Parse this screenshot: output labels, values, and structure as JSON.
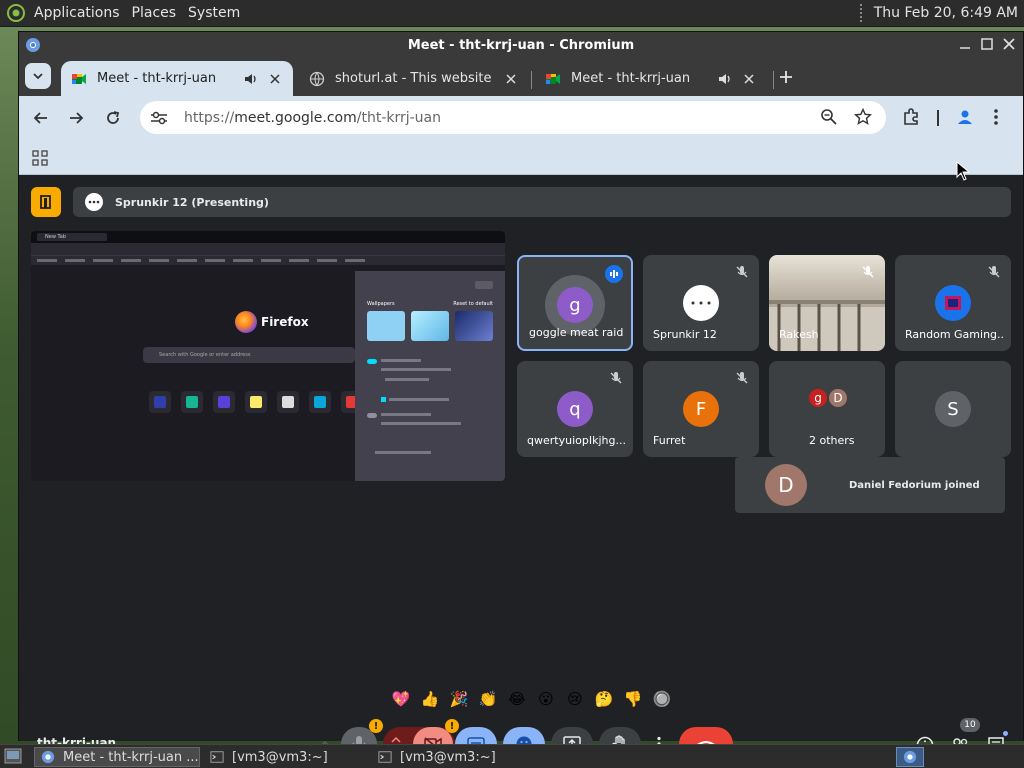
{
  "top_panel": {
    "menus": [
      "Applications",
      "Places",
      "System"
    ],
    "clock": "Thu Feb 20,  6:49 AM"
  },
  "window": {
    "title": "Meet - tht-krrj-uan - Chromium"
  },
  "tabs": [
    {
      "label": "Meet - tht-krrj-uan",
      "active": true,
      "audio": true
    },
    {
      "label": "shoturl.at - This website is fo",
      "active": false,
      "audio": false
    },
    {
      "label": "Meet - tht-krrj-uan",
      "active": false,
      "audio": true
    }
  ],
  "omnibox": {
    "scheme": "https://",
    "host": "meet.google.com",
    "path": "/tht-krrj-uan"
  },
  "meet": {
    "presenting_label": "Sprunkir 12 (Presenting)",
    "meeting_code": "tht-krrj-uan",
    "participant_count": "10",
    "shared_screen": {
      "tab_label": "New Tab",
      "brand": "Firefox",
      "search_placeholder": "Search with Google or enter address",
      "panel_heading": "Wallpapers",
      "panel_reset": "Reset to default",
      "panel_close": "Close",
      "wallpaper_names": [
        "Solid colors",
        "Abstract",
        "Photographs"
      ],
      "panel_shortcuts": "Shortcuts",
      "panel_sponsored": "Sponsored shortcuts",
      "panel_recent": "Recent activity",
      "panel_manage": "Manage more settings"
    },
    "tiles": [
      {
        "initial": "g",
        "name": "goggle meat raid",
        "color": "#8e5cc9",
        "speaking": true,
        "muted": false
      },
      {
        "initial": "",
        "name": "Sprunkir 12",
        "color": "#ffffff",
        "speaking": false,
        "muted": true
      },
      {
        "initial": "",
        "name": "Rakesh",
        "color": "#c9c2b8",
        "speaking": false,
        "muted": true
      },
      {
        "initial": "",
        "name": "Random Gaming...",
        "color": "#1a73e8",
        "speaking": false,
        "muted": true
      },
      {
        "initial": "q",
        "name": "qwertyuiopIkjhg...",
        "color": "#8e5cc9",
        "speaking": false,
        "muted": true
      },
      {
        "initial": "F",
        "name": "Furret",
        "color": "#e8710a",
        "speaking": false,
        "muted": true
      },
      {
        "initial": "g",
        "name": "2 others",
        "color": "#c5221f",
        "speaking": false,
        "muted": false
      },
      {
        "initial": "S",
        "name": "",
        "color": "#5f6368",
        "speaking": false,
        "muted": false
      }
    ],
    "others_second_initial": "D",
    "toast": {
      "initial": "D",
      "text": "Daniel Fedorium joined"
    },
    "reactions": [
      "💖",
      "👍",
      "🎉",
      "👏",
      "😂",
      "😮",
      "😢",
      "🤔",
      "👎",
      "🔘"
    ]
  },
  "taskbar": [
    {
      "label": "Meet - tht-krrj-uan ...",
      "active": true
    },
    {
      "label": "[vm3@vm3:~]",
      "active": false
    },
    {
      "label": "[vm3@vm3:~]",
      "active": false
    }
  ],
  "colors": {
    "meet_bg": "#202124",
    "tile_bg": "#3c4043",
    "accent_blue": "#8ab4f8",
    "end_call_red": "#ea4335",
    "present_yellow": "#f9ab00",
    "chrome_toolbar": "#d7e3ee"
  }
}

────

Quote every entry exactly, with the pictures omitted.

Parse this screenshot: output labels, values, and structure as JSON.
{
  "top_panel": {
    "menus": [
      "Applications",
      "Places",
      "System"
    ],
    "clock": "Thu Feb 20,  6:49 AM"
  },
  "window": {
    "title": "Meet - tht-krrj-uan - Chromium"
  },
  "tabs": [
    {
      "label": "Meet - tht-krrj-uan",
      "active": true,
      "audio": true
    },
    {
      "label": "shoturl.at - This website is fo",
      "active": false,
      "audio": false
    },
    {
      "label": "Meet - tht-krrj-uan",
      "active": false,
      "audio": true
    }
  ],
  "omnibox": {
    "scheme": "https://",
    "host": "meet.google.com",
    "path": "/tht-krrj-uan"
  },
  "meet": {
    "presenting_label": "Sprunkir 12 (Presenting)",
    "meeting_code": "tht-krrj-uan",
    "participant_count": "10",
    "shared_screen": {
      "tab_label": "New Tab",
      "brand": "Firefox",
      "search_placeholder": "Search with Google or enter address",
      "panel_heading": "Wallpapers",
      "panel_reset": "Reset to default",
      "panel_close": "Close",
      "wallpaper_names": [
        "Solid colors",
        "Abstract",
        "Photographs"
      ],
      "panel_shortcuts": "Shortcuts",
      "panel_sponsored": "Sponsored shortcuts",
      "panel_recent": "Recent activity",
      "panel_manage": "Manage more settings"
    },
    "tiles": [
      {
        "initial": "g",
        "name": "goggle meat raid",
        "color": "#8e5cc9",
        "speaking": true,
        "muted": false
      },
      {
        "initial": "",
        "name": "Sprunkir 12",
        "color": "#ffffff",
        "speaking": false,
        "muted": true
      },
      {
        "initial": "",
        "name": "Rakesh",
        "color": "#c9c2b8",
        "speaking": false,
        "muted": true
      },
      {
        "initial": "",
        "name": "Random Gaming...",
        "color": "#1a73e8",
        "speaking": false,
        "muted": true
      },
      {
        "initial": "q",
        "name": "qwertyuiopIkjhg...",
        "color": "#8e5cc9",
        "speaking": false,
        "muted": true
      },
      {
        "initial": "F",
        "name": "Furret",
        "color": "#e8710a",
        "speaking": false,
        "muted": true
      },
      {
        "initial": "g",
        "name": "2 others",
        "color": "#c5221f",
        "speaking": false,
        "muted": false
      },
      {
        "initial": "S",
        "name": "",
        "color": "#5f6368",
        "speaking": false,
        "muted": false
      }
    ],
    "others_second_initial": "D",
    "toast": {
      "initial": "D",
      "text": "Daniel Fedorium joined"
    },
    "reactions": [
      "💖",
      "👍",
      "🎉",
      "👏",
      "😂",
      "😮",
      "😢",
      "🤔",
      "👎",
      "🔘"
    ]
  },
  "taskbar": [
    {
      "label": "Meet - tht-krrj-uan ...",
      "active": true
    },
    {
      "label": "[vm3@vm3:~]",
      "active": false
    },
    {
      "label": "[vm3@vm3:~]",
      "active": false
    }
  ],
  "colors": {
    "meet_bg": "#202124",
    "tile_bg": "#3c4043",
    "accent_blue": "#8ab4f8",
    "end_call_red": "#ea4335",
    "present_yellow": "#f9ab00",
    "chrome_toolbar": "#d7e3ee"
  }
}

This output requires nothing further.